## Written task
List each line of the data that holds the word "lettre".

## Source material
:::::

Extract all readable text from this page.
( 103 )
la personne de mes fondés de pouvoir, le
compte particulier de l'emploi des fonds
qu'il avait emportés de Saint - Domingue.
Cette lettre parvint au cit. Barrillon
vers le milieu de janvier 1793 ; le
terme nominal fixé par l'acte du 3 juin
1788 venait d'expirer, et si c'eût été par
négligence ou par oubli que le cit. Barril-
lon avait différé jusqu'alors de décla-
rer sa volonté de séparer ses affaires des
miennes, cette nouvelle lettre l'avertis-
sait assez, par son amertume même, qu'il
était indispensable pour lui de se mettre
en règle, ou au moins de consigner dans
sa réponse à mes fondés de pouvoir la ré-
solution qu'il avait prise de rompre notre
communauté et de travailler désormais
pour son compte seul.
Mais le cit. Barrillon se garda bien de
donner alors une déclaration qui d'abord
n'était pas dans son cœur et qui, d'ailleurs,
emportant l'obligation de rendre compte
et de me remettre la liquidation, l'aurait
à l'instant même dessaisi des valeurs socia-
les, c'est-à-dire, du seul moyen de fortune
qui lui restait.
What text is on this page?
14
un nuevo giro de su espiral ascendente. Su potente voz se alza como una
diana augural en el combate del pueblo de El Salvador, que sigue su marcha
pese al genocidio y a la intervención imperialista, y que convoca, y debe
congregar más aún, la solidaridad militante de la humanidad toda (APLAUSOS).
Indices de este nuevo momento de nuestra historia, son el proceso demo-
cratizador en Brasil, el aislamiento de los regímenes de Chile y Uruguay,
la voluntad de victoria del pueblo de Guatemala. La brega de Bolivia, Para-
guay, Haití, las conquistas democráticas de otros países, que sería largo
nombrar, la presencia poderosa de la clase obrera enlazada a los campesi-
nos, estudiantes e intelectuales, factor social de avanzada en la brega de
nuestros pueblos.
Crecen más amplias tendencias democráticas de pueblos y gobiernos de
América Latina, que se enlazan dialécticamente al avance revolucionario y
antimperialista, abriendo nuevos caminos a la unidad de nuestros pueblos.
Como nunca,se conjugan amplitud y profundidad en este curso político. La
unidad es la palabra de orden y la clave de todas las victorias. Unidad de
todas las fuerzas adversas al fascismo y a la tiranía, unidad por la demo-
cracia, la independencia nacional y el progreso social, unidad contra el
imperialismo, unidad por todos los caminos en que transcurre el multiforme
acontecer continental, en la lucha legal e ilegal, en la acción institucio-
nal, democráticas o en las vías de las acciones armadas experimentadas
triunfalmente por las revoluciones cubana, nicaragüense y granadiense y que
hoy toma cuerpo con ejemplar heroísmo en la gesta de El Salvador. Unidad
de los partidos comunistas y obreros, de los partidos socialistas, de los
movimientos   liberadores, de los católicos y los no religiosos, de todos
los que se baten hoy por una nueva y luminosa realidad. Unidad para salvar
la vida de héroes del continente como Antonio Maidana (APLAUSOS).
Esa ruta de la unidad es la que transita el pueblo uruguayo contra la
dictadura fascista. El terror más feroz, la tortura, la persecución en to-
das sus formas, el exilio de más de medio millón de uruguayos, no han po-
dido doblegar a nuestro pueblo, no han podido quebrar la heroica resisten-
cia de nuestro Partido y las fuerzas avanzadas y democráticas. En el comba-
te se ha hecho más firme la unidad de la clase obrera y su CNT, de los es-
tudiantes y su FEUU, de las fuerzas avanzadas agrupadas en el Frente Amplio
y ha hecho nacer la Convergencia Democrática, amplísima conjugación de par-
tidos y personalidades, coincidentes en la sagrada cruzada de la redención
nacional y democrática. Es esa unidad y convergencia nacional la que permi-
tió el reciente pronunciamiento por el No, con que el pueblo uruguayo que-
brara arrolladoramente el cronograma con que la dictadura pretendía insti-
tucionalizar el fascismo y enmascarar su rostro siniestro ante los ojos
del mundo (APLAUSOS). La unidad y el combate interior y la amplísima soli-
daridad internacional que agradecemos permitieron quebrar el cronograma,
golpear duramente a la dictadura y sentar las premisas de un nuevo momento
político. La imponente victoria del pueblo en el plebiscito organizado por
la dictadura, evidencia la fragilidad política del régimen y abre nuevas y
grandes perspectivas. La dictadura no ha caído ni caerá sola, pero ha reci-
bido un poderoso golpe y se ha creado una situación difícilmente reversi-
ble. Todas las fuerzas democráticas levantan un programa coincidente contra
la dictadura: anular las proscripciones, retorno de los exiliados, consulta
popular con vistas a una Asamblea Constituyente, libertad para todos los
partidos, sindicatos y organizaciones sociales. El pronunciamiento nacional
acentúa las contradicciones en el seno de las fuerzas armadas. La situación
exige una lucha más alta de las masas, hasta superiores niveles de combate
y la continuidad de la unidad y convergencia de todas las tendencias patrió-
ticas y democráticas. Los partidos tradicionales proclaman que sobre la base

:::::

## Solved problem
Cette lettre parvint au cit. Barrillon
miennes, cette nouvelle lettre l'avertis-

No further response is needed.